### Required work
Leave out the pictures and return every entry exactly as it appears.

Lines of data:
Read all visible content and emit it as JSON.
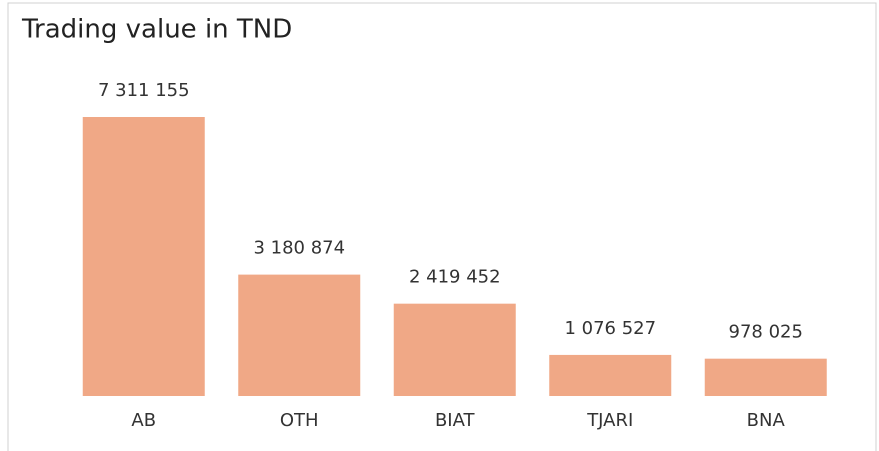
{
  "chart_data": {
    "type": "bar",
    "title": "Trading value in TND",
    "categories": [
      "AB",
      "OTH",
      "BIAT",
      "TJARI",
      "BNA"
    ],
    "values": [
      7311155,
      3180874,
      2419452,
      1076527,
      978025
    ],
    "value_labels": [
      "7 311 155",
      "3 180 874",
      "2 419 452",
      "1 076 527",
      "978 025"
    ],
    "color": "#f0a886"
  }
}
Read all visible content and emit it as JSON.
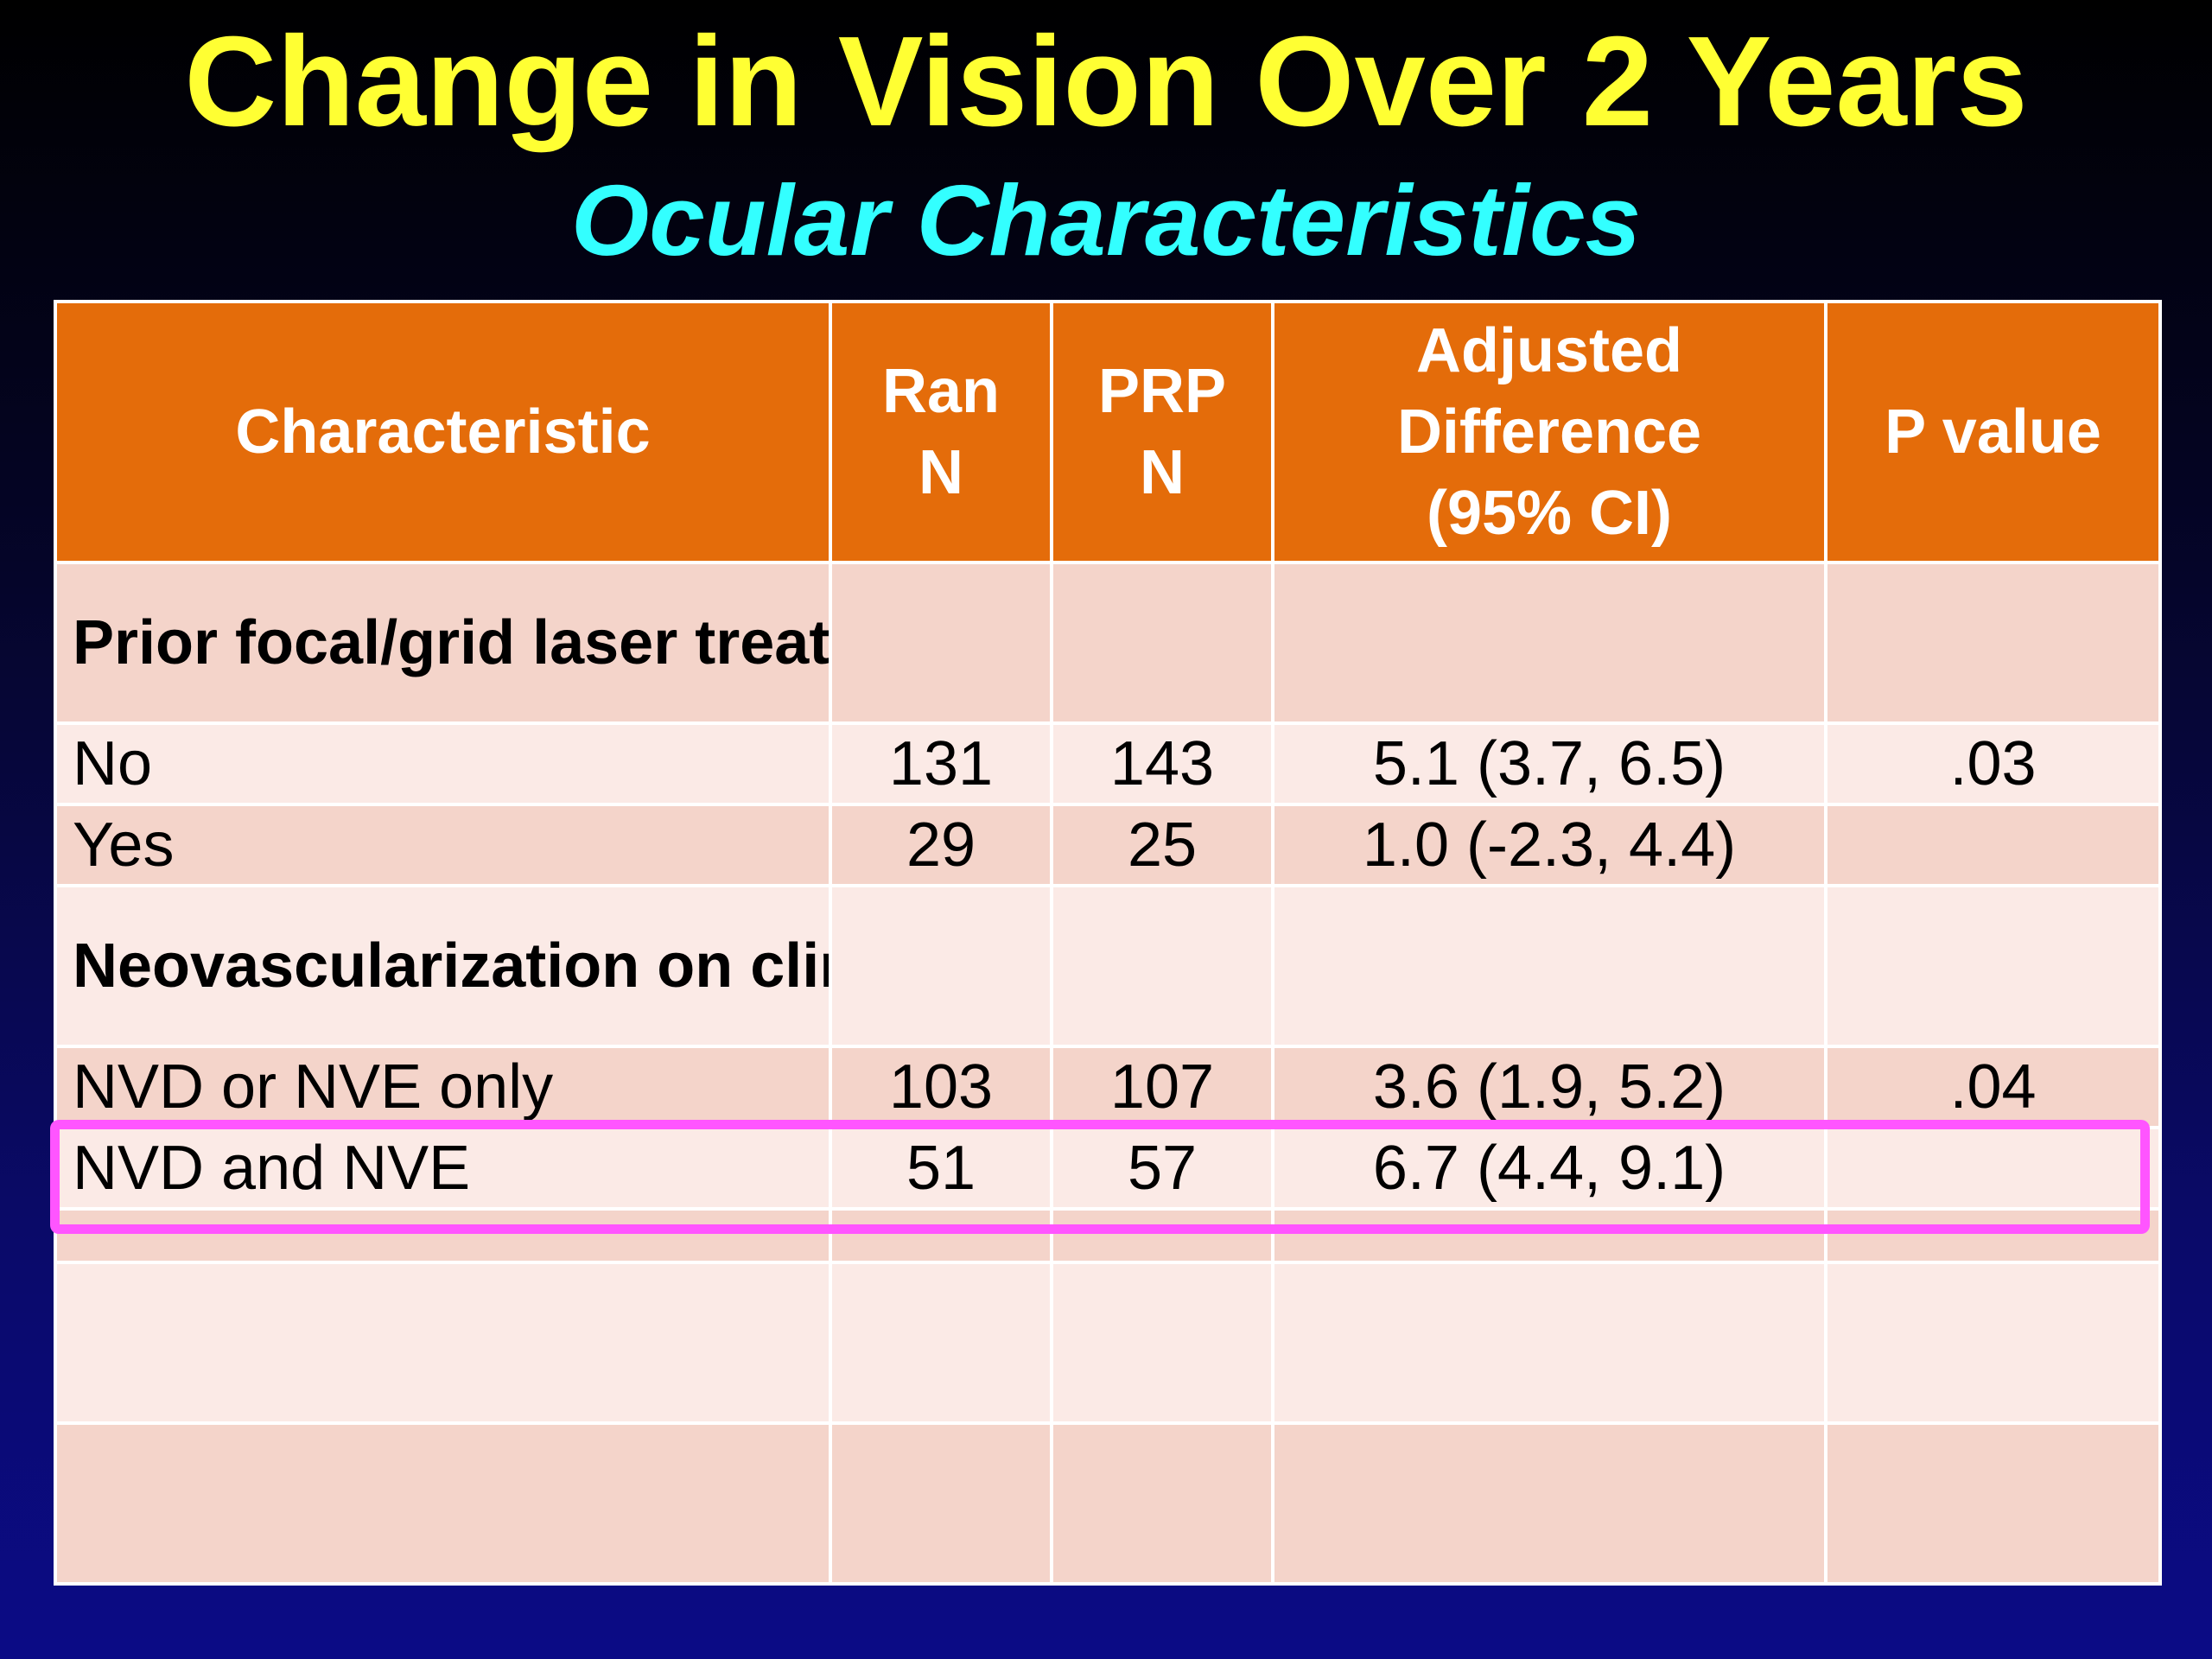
{
  "slide": {
    "title": "Change in Vision Over 2 Years",
    "subtitle": "Ocular Characteristics"
  },
  "table": {
    "headers": [
      [
        "Characteristic"
      ],
      [
        "Ran",
        "N"
      ],
      [
        "PRP",
        "N"
      ],
      [
        "Adjusted",
        "Difference",
        "(95% CI)"
      ],
      [
        "P value"
      ]
    ],
    "groups": [
      {
        "label": "Prior focal/grid laser treatment for DME",
        "rows": [
          {
            "label": "No",
            "ran_n": "131",
            "prp_n": "143",
            "adj_diff": "5.1 (3.7, 6.5)",
            "p_value": ".03"
          },
          {
            "label": "Yes",
            "ran_n": "29",
            "prp_n": "25",
            "adj_diff": "1.0 (-2.3, 4.4)",
            "p_value": ""
          }
        ]
      },
      {
        "label": "Neovascularization on clinical exam",
        "rows": [
          {
            "label": "NVD or NVE only",
            "ran_n": "103",
            "prp_n": "107",
            "adj_diff": "3.6 (1.9, 5.2)",
            "p_value": ".04"
          },
          {
            "label": "NVD and NVE",
            "ran_n": "51",
            "prp_n": "57",
            "adj_diff": "6.7 (4.4, 9.1)",
            "p_value": ""
          }
        ]
      }
    ]
  },
  "colors": {
    "title": "#ffff33",
    "subtitle": "#33ffff",
    "header_bg": "#e46c0a",
    "row_dark": "#f4d4ca",
    "row_light": "#fbeae6",
    "highlight": "#ff55ff"
  }
}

### Reply to the task
Read all visible content and emit it as JSON.
{
  "chart_data": {
    "type": "bar",
    "title": "Trading value in TND",
    "categories": [
      "AB",
      "OTH",
      "BIAT",
      "TJARI",
      "BNA"
    ],
    "values": [
      7311155,
      3180874,
      2419452,
      1076527,
      978025
    ],
    "value_labels": [
      "7 311 155",
      "3 180 874",
      "2 419 452",
      "1 076 527",
      "978 025"
    ],
    "color": "#f0a886"
  }
}
Read all visible content and emit it as JSON.
{
  "slide": {
    "title": "Change in Vision Over 2 Years",
    "subtitle": "Ocular Characteristics"
  },
  "table": {
    "headers": [
      [
        "Characteristic"
      ],
      [
        "Ran",
        "N"
      ],
      [
        "PRP",
        "N"
      ],
      [
        "Adjusted",
        "Difference",
        "(95% CI)"
      ],
      [
        "P value"
      ]
    ],
    "groups": [
      {
        "label": "Prior focal/grid laser treatment for DME",
        "rows": [
          {
            "label": "No",
            "ran_n": "131",
            "prp_n": "143",
            "adj_diff": "5.1 (3.7, 6.5)",
            "p_value": ".03"
          },
          {
            "label": "Yes",
            "ran_n": "29",
            "prp_n": "25",
            "adj_diff": "1.0 (-2.3, 4.4)",
            "p_value": ""
          }
        ]
      },
      {
        "label": "Neovascularization on clinical exam",
        "rows": [
          {
            "label": "NVD or NVE only",
            "ran_n": "103",
            "prp_n": "107",
            "adj_diff": "3.6 (1.9, 5.2)",
            "p_value": ".04"
          },
          {
            "label": "NVD and NVE",
            "ran_n": "51",
            "prp_n": "57",
            "adj_diff": "6.7 (4.4, 9.1)",
            "p_value": ""
          }
        ]
      }
    ]
  },
  "colors": {
    "title": "#ffff33",
    "subtitle": "#33ffff",
    "header_bg": "#e46c0a",
    "row_dark": "#f4d4ca",
    "row_light": "#fbeae6",
    "highlight": "#ff55ff"
  }
}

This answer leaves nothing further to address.